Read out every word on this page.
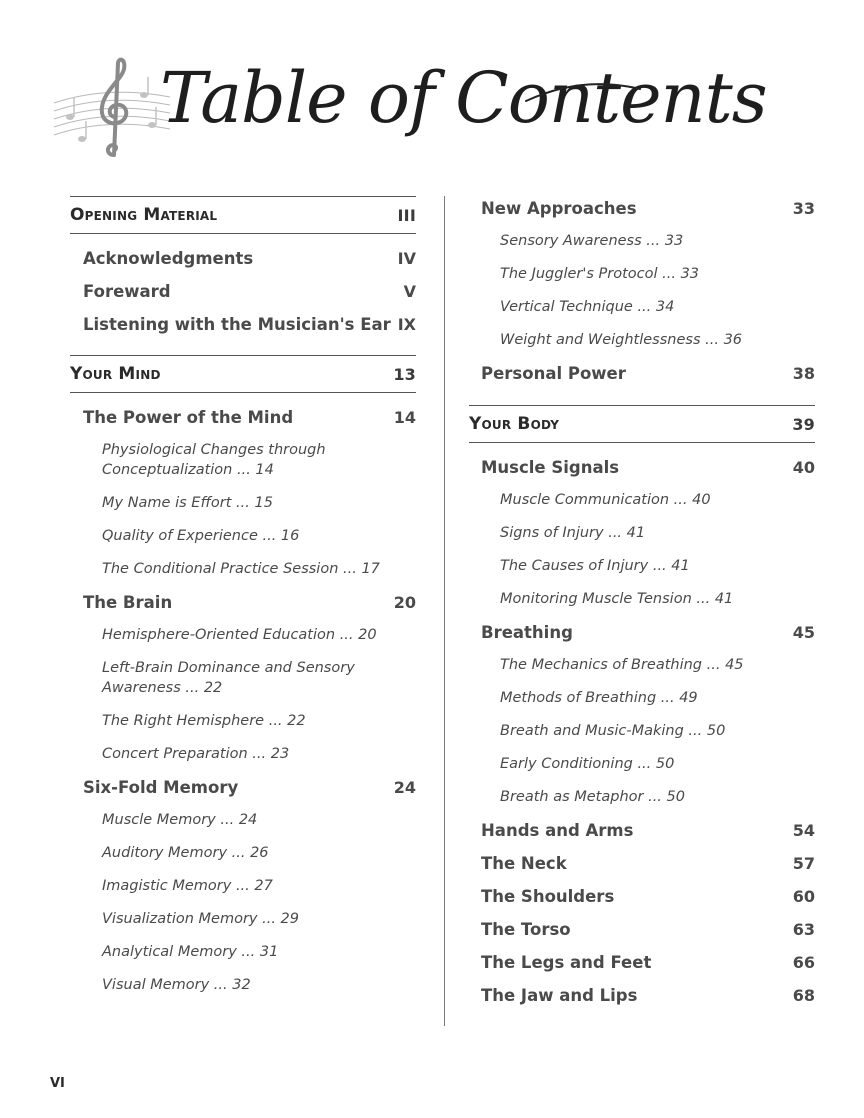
Table of Contents
Opening Material	III
Acknowledgments	IV
Foreward	V
Listening with the Musician's Ear IX
Your Mind	13
The Power of the Mind	14
Physiological Changes through Conceptualization ... 14
My Name is Effort ... 15
Quality of Experience ... 16
The Conditional Practice Session ... 17
The Brain	20
Hemisphere-Oriented Education ... 20
Left-Brain Dominance and Sensory Awareness ... 22
The Right Hemisphere ... 22
Concert Preparation ... 23
Six-Fold Memory	24
Muscle Memory ... 24
Auditory Memory ... 26
Imagistic Memory ... 27
Visualization Memory ... 29
Analytical Memory ... 31
Visual Memory ... 32
New Approaches	33
Sensory Awareness ... 33
The Juggler's Protocol ... 33
Vertical Technique ... 34
Weight and Weightlessness ... 36
Personal Power	38
Your Body	39
Muscle Signals	40
Muscle Communication ... 40
Signs of Injury ... 41
The Causes of Injury ... 41
Monitoring Muscle Tension ... 41
Breathing	45
The Mechanics of Breathing ... 45
Methods of Breathing ... 49
Breath and Music-Making ... 50
Early Conditioning ... 50
Breath as Metaphor ... 50
Hands and Arms	54
The Neck	57
The Shoulders	60
The Torso	63
The Legs and Feet	66
The Jaw and Lips	68
VI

....

[DIRECTION]: The records above should be reproduced exactly, with no pictures included.

[SOLUTION FOR THIS PROBLEM]:
Read out every word on this page.
Table of Contents
Opening Material	III
Acknowledgments	IV
Foreward	V
Listening with the Musician's Ear IX
Your Mind	13
The Power of the Mind	14
Physiological Changes through Conceptualization ... 14
My Name is Effort ... 15
Quality of Experience ... 16
The Conditional Practice Session ... 17
The Brain	20
Hemisphere-Oriented Education ... 20
Left-Brain Dominance and Sensory Awareness ... 22
The Right Hemisphere ... 22
Concert Preparation ... 23
Six-Fold Memory	24
Muscle Memory ... 24
Auditory Memory ... 26
Imagistic Memory ... 27
Visualization Memory ... 29
Analytical Memory ... 31
Visual Memory ... 32
New Approaches	33
Sensory Awareness ... 33
The Juggler's Protocol ... 33
Vertical Technique ... 34
Weight and Weightlessness ... 36
Personal Power	38
Your Body	39
Muscle Signals	40
Muscle Communication ... 40
Signs of Injury ... 41
The Causes of Injury ... 41
Monitoring Muscle Tension ... 41
Breathing	45
The Mechanics of Breathing ... 45
Methods of Breathing ... 49
Breath and Music-Making ... 50
Early Conditioning ... 50
Breath as Metaphor ... 50
Hands and Arms	54
The Neck	57
The Shoulders	60
The Torso	63
The Legs and Feet	66
The Jaw and Lips	68
VI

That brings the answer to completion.